(Dataset rows)
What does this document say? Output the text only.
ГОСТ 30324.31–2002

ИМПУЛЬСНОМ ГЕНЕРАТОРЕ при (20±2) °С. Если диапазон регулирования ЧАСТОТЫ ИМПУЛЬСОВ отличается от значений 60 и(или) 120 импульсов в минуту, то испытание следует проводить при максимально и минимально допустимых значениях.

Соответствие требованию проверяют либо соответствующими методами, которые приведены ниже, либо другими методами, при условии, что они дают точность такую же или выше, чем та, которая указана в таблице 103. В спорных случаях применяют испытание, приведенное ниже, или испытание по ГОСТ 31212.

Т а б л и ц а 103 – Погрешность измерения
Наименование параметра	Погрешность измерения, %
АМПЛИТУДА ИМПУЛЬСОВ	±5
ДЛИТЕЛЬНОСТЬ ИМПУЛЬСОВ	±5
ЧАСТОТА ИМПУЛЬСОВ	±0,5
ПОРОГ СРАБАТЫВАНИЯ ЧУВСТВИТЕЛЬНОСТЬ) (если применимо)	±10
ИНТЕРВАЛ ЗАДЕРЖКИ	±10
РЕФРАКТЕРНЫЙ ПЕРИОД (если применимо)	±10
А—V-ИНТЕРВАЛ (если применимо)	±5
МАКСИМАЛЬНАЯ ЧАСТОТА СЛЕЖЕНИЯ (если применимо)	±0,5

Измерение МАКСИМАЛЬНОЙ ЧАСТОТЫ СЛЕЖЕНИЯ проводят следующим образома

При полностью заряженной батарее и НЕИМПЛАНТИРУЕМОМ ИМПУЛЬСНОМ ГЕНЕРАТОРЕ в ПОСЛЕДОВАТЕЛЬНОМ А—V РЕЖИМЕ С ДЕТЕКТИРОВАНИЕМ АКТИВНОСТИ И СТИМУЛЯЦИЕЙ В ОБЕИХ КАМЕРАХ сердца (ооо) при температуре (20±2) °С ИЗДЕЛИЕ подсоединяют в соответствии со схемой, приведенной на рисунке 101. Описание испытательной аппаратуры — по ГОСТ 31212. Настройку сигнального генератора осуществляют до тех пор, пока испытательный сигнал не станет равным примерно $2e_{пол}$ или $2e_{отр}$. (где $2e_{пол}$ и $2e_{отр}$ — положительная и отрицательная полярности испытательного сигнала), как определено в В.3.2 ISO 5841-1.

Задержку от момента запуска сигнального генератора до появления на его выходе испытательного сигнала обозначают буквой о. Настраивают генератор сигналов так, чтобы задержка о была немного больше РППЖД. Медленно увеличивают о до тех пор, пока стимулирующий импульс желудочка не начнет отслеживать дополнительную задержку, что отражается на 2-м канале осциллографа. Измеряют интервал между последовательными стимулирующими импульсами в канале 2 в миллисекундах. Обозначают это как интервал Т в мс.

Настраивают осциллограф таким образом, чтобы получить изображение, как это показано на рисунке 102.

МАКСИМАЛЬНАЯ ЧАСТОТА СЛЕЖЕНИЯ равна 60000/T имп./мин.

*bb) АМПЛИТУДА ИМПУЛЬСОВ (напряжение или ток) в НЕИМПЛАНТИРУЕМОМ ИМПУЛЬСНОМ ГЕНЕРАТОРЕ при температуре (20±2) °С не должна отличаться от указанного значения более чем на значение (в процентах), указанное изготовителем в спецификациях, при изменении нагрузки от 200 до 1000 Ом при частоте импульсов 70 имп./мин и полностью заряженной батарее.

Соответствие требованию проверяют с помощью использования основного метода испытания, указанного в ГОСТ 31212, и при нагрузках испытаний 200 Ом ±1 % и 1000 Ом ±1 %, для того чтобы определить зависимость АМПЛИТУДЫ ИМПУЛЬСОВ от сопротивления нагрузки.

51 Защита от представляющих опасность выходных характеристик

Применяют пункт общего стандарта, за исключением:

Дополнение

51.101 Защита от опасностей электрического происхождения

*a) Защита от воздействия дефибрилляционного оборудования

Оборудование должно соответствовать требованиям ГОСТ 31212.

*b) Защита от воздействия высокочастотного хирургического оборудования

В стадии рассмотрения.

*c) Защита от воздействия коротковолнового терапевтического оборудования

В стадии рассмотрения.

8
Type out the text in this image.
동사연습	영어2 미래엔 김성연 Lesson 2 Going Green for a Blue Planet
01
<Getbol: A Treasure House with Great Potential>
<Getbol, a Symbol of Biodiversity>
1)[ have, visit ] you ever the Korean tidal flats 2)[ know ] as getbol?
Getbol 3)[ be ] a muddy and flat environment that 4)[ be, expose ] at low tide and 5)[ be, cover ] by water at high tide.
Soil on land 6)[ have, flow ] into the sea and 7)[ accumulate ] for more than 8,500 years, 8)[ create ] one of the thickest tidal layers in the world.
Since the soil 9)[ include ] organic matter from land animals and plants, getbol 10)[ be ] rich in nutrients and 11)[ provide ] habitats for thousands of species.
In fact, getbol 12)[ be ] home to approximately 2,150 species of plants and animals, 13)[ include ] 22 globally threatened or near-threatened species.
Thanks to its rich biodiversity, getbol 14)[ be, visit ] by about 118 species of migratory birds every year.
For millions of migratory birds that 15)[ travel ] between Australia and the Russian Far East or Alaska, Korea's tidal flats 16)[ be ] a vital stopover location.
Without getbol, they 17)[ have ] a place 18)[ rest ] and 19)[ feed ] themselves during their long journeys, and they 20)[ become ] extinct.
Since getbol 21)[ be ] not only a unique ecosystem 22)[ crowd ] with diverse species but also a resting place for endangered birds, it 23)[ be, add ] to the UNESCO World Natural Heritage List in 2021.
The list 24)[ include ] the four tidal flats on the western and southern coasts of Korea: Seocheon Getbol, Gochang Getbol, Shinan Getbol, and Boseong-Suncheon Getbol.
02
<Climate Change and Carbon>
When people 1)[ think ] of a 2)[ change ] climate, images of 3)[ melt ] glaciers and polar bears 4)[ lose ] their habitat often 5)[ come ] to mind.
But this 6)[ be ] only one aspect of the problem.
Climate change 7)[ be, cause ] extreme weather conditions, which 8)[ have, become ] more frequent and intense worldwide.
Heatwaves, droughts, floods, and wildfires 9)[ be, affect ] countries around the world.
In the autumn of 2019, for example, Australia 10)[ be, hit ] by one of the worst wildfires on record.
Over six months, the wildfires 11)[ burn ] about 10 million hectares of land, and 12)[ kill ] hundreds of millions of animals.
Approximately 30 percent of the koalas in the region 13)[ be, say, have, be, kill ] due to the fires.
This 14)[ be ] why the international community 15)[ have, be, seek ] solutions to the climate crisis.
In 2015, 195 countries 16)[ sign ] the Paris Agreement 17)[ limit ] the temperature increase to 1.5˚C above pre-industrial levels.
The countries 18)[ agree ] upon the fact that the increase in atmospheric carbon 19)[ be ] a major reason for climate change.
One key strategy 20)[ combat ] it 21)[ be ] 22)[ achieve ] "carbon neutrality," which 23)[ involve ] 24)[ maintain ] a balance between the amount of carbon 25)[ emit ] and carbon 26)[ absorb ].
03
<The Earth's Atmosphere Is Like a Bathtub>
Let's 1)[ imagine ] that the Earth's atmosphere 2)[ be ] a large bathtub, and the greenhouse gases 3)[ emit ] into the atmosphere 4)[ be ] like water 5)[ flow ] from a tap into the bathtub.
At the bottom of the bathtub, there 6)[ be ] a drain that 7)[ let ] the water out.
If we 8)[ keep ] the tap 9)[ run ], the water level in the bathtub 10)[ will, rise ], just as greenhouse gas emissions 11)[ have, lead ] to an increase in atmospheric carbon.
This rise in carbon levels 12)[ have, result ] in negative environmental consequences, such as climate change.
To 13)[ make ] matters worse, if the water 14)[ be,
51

◆ What you should do:
Pull every line containing the word "only" out of the material.

◆ Result below:
What does this document say? Output the text only.
Since getbol 21)[ be ] not only a unique ecosystem 22)[ crowd ] with diverse species but also a resting place for endangered birds, it 23)[ be, add ] to the UNESCO World Natural Heritage List in 2021.
But this 6)[ be ] only one aspect of the problem.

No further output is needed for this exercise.